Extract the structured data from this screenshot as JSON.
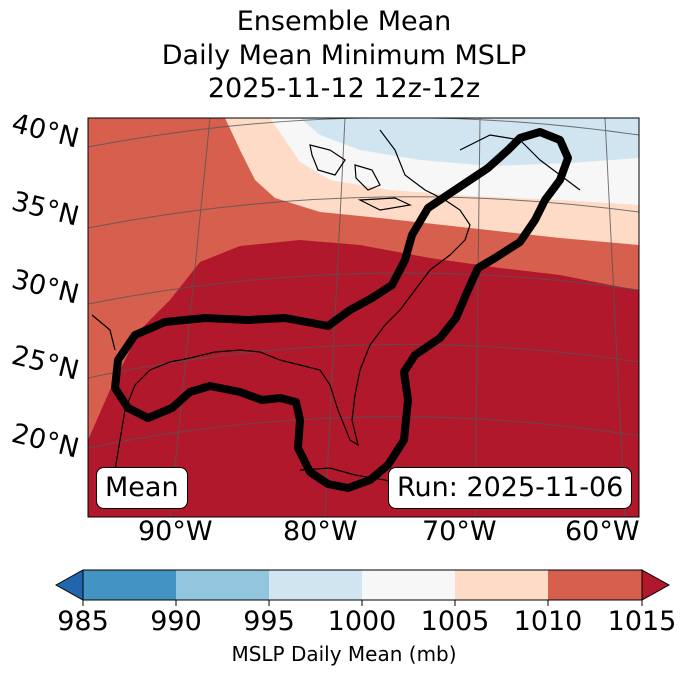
{
  "title": {
    "line1": "Ensemble Mean",
    "line2": "Daily Mean Minimum MSLP",
    "line3": "2025-11-12 12z-12z"
  },
  "map": {
    "lat_labels": [
      "40°N",
      "35°N",
      "30°N",
      "25°N",
      "20°N"
    ],
    "lon_labels": [
      "90°W",
      "80°W",
      "70°W",
      "60°W"
    ],
    "mean_box": "Mean",
    "run_box": "Run: 2025-11-06"
  },
  "colorbar": {
    "bounds": [
      "985",
      "990",
      "995",
      "1000",
      "1005",
      "1010",
      "1015"
    ],
    "colors": [
      "#2166ac",
      "#4393c3",
      "#92c5de",
      "#d1e5f0",
      "#f7f7f7",
      "#fddbc7",
      "#d6604d",
      "#b2182b"
    ],
    "label": "MSLP Daily Mean (mb)"
  }
}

## Problem statement:
Gather each line of the records holding the string "Mean".

## Final result:
    "line1": "Ensemble Mean",
    "line2": "Daily Mean Minimum MSLP",
    "mean_box": "Mean",
    "label": "MSLP Daily Mean (mb)"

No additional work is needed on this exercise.